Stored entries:
------------------------------

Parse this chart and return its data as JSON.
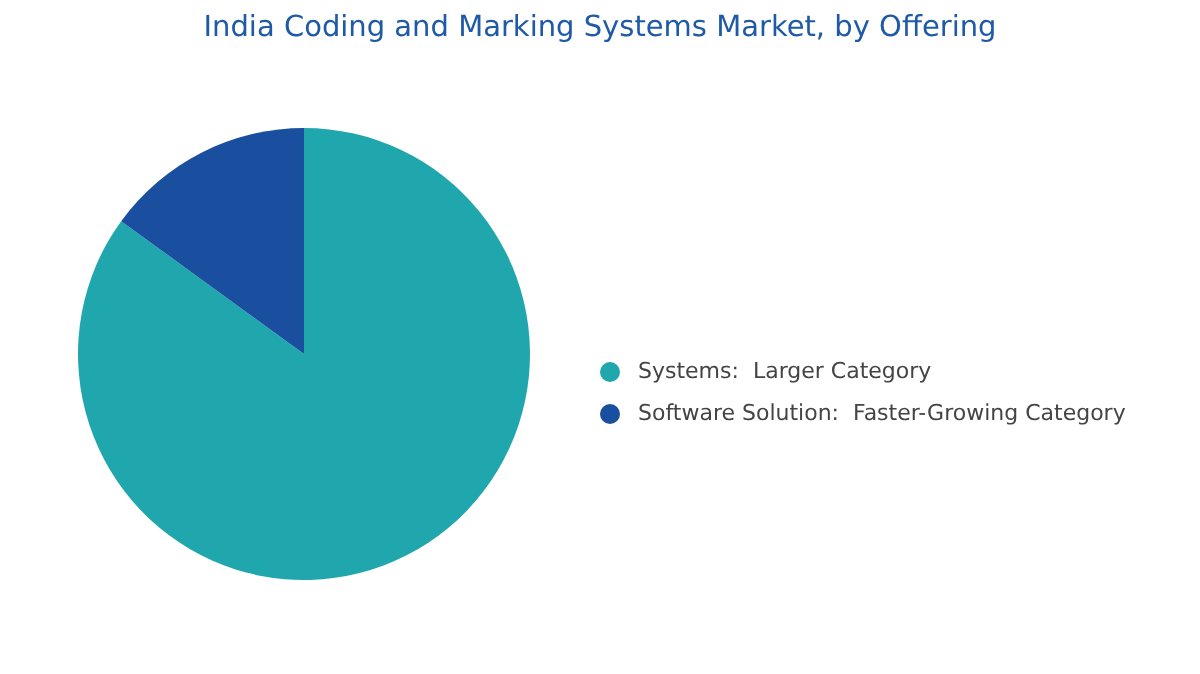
{
  "chart_data": {
    "type": "pie",
    "title": "India Coding and Marking Systems Market, by Offering",
    "categories": [
      "Systems:  Larger Category",
      "Software Solution:  Faster-Growing Category"
    ],
    "values": [
      85,
      15
    ],
    "colors": [
      "#20a7ae",
      "#1a4fa0"
    ],
    "legend": "right"
  }
}
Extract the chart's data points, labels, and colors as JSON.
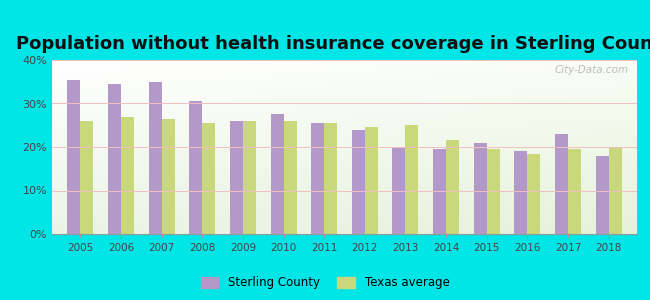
{
  "title": "Population without health insurance coverage in Sterling County",
  "years": [
    2005,
    2006,
    2007,
    2008,
    2009,
    2010,
    2011,
    2012,
    2013,
    2014,
    2015,
    2016,
    2017,
    2018
  ],
  "sterling_county": [
    35.5,
    34.5,
    35.0,
    30.5,
    26.0,
    27.5,
    25.5,
    24.0,
    20.0,
    19.5,
    21.0,
    19.0,
    23.0,
    18.0
  ],
  "texas_average": [
    26.0,
    27.0,
    26.5,
    25.5,
    26.0,
    26.0,
    25.5,
    24.5,
    25.0,
    21.5,
    19.5,
    18.5,
    19.5,
    20.0
  ],
  "sterling_color": "#b399c8",
  "texas_color": "#c8d87a",
  "background_outer": "#00e5e5",
  "ylim": [
    0,
    40
  ],
  "yticks": [
    0,
    10,
    20,
    30,
    40
  ],
  "bar_width": 0.32,
  "title_fontsize": 13.0,
  "legend_label_sterling": "Sterling County",
  "legend_label_texas": "Texas average",
  "watermark": "City-Data.com"
}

------------------------------

- [Challenge] Locate "Extract the chart's" in the listing above, then print exactly the lines from that line through the final one, omitting all pictures.

- [Problem solution]
Extract the chart's data points, labels, and colors as JSON.
{
  "title": "Population without health insurance coverage in Sterling County",
  "years": [
    2005,
    2006,
    2007,
    2008,
    2009,
    2010,
    2011,
    2012,
    2013,
    2014,
    2015,
    2016,
    2017,
    2018
  ],
  "sterling_county": [
    35.5,
    34.5,
    35.0,
    30.5,
    26.0,
    27.5,
    25.5,
    24.0,
    20.0,
    19.5,
    21.0,
    19.0,
    23.0,
    18.0
  ],
  "texas_average": [
    26.0,
    27.0,
    26.5,
    25.5,
    26.0,
    26.0,
    25.5,
    24.5,
    25.0,
    21.5,
    19.5,
    18.5,
    19.5,
    20.0
  ],
  "sterling_color": "#b399c8",
  "texas_color": "#c8d87a",
  "background_outer": "#00e5e5",
  "ylim": [
    0,
    40
  ],
  "yticks": [
    0,
    10,
    20,
    30,
    40
  ],
  "bar_width": 0.32,
  "title_fontsize": 13.0,
  "legend_label_sterling": "Sterling County",
  "legend_label_texas": "Texas average",
  "watermark": "City-Data.com"
}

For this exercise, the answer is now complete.